EXERCISE AIM —
Repeat the rows word for word, starting with the first line and going on through the line with "image-pixel <box>1245 410 1260 425</box>", both included.

DATA ENTRIES —
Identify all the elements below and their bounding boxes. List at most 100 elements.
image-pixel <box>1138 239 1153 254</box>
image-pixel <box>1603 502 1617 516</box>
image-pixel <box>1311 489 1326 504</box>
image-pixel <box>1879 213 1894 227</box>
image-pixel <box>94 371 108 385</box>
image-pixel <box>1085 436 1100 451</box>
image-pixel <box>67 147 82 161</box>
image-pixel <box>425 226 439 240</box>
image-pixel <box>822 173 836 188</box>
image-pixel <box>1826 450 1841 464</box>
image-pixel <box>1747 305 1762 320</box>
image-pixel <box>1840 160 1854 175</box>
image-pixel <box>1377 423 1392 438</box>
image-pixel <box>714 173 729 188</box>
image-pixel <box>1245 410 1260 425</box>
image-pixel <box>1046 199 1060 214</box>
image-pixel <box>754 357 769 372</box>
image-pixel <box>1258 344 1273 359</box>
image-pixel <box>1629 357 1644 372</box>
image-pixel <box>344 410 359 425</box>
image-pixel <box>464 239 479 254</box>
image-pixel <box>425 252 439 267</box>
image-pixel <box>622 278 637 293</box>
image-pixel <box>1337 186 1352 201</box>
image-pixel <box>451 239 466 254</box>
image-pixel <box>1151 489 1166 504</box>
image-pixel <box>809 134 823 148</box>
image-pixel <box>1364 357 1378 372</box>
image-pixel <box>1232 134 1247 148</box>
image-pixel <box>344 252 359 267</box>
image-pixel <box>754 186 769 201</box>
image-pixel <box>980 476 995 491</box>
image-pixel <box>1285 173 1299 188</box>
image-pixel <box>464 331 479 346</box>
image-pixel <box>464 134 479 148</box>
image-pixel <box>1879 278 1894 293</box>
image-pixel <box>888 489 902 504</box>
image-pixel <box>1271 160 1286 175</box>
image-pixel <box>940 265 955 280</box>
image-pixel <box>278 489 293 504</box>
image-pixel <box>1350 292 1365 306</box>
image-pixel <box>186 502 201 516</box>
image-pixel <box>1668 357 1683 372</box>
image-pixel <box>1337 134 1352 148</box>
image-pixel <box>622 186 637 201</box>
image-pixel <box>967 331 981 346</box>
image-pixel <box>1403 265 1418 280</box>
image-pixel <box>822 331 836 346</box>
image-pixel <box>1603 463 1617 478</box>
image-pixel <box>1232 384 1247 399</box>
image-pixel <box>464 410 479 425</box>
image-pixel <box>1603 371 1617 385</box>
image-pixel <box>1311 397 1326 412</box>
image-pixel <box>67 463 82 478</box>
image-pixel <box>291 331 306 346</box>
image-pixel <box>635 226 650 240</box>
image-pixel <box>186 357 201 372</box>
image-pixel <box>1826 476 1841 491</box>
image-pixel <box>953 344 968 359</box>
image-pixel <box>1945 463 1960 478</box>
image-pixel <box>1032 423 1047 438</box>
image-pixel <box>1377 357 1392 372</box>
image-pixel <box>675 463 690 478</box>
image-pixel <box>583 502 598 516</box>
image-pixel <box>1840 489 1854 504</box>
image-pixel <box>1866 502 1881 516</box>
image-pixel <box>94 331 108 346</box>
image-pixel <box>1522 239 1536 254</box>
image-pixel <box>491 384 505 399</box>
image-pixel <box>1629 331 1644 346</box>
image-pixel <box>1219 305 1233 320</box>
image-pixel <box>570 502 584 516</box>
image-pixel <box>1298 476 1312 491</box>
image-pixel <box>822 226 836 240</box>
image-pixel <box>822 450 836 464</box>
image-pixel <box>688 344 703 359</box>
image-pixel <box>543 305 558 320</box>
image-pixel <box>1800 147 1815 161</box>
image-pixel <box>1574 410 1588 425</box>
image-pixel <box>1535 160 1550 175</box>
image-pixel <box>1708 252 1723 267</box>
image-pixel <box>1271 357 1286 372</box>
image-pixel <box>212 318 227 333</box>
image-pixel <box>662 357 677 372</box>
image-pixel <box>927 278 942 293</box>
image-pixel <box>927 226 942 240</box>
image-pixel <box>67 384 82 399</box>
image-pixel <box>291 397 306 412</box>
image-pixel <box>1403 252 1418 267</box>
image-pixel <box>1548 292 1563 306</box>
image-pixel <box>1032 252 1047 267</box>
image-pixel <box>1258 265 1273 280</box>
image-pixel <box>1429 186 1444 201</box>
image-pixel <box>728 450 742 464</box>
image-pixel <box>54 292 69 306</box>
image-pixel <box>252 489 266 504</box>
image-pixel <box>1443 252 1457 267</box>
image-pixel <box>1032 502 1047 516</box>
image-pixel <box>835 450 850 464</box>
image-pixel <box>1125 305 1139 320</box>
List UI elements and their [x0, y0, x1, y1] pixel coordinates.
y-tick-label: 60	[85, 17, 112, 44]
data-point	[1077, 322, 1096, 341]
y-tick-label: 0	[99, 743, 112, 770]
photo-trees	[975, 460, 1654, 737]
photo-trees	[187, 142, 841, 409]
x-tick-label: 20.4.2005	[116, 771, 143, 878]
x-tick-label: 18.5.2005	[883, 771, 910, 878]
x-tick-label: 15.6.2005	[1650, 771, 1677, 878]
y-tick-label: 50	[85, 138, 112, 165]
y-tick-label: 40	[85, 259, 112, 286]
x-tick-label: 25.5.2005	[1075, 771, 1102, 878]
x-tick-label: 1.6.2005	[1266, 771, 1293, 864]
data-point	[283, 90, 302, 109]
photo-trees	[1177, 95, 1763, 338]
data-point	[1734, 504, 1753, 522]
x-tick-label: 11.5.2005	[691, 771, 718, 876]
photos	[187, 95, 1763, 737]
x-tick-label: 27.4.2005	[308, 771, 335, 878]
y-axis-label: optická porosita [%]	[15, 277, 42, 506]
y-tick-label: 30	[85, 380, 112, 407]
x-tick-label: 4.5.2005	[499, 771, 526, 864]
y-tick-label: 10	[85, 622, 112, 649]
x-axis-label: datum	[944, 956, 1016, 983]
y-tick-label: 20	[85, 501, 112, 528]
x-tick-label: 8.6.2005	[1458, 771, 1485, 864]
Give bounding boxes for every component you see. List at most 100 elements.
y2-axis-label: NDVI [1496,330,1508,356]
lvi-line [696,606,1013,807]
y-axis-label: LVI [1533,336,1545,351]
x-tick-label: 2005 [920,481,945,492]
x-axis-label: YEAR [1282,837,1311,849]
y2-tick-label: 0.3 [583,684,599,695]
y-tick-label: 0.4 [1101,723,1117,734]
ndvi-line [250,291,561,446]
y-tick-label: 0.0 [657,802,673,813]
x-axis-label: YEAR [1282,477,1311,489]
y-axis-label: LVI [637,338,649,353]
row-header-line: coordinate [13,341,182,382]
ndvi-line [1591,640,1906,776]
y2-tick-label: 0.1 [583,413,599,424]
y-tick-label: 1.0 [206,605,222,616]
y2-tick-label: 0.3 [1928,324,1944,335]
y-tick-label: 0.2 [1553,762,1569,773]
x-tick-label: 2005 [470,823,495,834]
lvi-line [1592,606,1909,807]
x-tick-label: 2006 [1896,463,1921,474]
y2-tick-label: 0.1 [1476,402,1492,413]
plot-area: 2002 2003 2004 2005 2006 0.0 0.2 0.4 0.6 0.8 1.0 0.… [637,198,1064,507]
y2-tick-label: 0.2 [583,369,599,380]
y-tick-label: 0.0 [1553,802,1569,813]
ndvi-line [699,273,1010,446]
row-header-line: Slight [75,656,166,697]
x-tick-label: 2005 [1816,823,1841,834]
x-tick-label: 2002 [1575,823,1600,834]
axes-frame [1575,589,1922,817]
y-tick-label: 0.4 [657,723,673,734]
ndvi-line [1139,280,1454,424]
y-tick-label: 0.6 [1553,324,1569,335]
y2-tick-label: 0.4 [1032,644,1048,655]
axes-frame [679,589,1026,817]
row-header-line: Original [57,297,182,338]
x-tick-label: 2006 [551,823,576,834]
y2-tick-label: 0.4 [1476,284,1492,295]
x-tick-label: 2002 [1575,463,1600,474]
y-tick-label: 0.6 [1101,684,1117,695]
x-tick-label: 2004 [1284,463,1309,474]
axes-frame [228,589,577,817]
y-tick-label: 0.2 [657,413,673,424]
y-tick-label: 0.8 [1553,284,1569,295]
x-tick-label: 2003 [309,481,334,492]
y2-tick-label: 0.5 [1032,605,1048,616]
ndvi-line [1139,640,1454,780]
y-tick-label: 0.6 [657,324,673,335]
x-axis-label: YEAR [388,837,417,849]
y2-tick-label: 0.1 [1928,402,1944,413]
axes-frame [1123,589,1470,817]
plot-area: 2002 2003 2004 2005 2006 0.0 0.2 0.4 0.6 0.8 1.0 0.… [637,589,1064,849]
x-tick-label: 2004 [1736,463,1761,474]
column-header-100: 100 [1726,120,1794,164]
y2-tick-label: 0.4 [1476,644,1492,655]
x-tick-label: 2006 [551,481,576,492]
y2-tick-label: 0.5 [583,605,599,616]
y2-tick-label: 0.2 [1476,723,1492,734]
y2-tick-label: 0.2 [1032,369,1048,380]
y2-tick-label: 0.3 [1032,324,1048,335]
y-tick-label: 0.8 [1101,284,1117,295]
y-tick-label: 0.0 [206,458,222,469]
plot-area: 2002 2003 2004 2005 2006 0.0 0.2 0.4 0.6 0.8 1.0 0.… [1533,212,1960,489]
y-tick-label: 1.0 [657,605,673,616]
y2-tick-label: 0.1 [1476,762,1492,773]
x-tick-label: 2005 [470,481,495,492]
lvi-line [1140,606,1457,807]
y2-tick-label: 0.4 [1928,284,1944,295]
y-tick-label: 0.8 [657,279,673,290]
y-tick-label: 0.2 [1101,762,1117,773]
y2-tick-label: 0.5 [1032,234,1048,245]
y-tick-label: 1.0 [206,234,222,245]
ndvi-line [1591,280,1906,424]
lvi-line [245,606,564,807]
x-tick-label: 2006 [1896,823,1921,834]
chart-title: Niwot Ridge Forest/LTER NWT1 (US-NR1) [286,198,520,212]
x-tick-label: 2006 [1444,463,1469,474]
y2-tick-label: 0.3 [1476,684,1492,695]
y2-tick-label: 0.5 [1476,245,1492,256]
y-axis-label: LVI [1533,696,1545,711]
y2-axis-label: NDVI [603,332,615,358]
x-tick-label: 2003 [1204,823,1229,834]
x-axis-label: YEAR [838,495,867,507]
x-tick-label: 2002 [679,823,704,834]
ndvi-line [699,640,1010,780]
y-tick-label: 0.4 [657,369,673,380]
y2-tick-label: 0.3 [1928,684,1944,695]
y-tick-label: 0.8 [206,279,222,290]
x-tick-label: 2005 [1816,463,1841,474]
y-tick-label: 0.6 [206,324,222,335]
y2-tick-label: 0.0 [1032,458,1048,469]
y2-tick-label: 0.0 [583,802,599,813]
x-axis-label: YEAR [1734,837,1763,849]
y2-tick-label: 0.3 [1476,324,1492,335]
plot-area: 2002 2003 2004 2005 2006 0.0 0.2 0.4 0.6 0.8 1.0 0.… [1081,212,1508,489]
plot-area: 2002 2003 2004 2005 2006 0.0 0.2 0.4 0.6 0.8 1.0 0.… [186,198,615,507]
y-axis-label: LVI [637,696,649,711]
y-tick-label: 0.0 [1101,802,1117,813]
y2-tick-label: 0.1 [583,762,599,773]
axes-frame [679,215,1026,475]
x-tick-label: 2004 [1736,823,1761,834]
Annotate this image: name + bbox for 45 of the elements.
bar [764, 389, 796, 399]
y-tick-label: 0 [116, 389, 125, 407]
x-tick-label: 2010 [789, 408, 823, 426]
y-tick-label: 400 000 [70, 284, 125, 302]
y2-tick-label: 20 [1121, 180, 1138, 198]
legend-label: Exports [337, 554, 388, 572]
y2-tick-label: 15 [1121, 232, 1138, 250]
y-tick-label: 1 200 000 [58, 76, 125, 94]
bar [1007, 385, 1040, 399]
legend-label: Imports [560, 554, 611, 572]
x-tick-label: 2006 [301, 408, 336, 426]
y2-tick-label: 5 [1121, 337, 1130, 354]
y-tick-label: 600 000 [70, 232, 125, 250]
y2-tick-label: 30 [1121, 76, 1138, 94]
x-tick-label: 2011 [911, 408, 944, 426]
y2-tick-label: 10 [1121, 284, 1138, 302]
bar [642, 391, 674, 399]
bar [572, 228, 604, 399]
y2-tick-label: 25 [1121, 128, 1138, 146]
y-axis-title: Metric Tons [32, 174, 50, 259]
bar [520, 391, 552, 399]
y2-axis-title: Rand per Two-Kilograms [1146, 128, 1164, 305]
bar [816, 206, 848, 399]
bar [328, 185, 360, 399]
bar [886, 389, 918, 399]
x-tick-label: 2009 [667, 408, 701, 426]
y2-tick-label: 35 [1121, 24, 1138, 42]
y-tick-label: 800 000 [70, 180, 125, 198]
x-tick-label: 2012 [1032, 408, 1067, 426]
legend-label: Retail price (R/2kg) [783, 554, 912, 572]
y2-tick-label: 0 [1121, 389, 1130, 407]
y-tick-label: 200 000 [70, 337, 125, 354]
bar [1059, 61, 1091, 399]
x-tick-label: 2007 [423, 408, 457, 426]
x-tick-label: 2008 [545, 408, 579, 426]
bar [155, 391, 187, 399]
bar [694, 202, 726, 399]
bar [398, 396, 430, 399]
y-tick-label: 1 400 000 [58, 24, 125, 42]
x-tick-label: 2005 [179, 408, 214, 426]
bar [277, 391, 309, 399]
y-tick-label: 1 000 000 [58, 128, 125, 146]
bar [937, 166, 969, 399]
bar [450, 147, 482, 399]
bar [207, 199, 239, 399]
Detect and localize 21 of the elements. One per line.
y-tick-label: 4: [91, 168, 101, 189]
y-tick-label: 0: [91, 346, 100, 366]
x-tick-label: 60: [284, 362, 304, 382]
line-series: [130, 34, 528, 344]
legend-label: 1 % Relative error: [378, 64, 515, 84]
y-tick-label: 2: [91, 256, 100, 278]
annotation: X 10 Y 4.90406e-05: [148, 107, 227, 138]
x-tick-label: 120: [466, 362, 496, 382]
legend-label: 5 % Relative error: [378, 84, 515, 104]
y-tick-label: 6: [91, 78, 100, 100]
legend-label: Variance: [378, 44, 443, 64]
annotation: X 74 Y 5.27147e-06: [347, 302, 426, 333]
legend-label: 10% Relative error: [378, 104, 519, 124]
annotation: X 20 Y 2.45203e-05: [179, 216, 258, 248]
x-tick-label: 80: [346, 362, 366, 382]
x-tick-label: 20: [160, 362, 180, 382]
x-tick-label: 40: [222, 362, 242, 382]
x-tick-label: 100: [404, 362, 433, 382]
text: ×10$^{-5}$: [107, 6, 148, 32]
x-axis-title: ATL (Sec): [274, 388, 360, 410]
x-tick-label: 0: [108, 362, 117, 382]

TASK RESPONSE —
Identify all the elements below and their bounding boxes. List at most 100 elements.
image-pixel <box>1138 239 1153 254</box>
image-pixel <box>1603 502 1617 516</box>
image-pixel <box>1311 489 1326 504</box>
image-pixel <box>1879 213 1894 227</box>
image-pixel <box>94 371 108 385</box>
image-pixel <box>1085 436 1100 451</box>
image-pixel <box>67 147 82 161</box>
image-pixel <box>425 226 439 240</box>
image-pixel <box>822 173 836 188</box>
image-pixel <box>1826 450 1841 464</box>
image-pixel <box>1747 305 1762 320</box>
image-pixel <box>1840 160 1854 175</box>
image-pixel <box>1377 423 1392 438</box>
image-pixel <box>714 173 729 188</box>
image-pixel <box>1245 410 1260 425</box>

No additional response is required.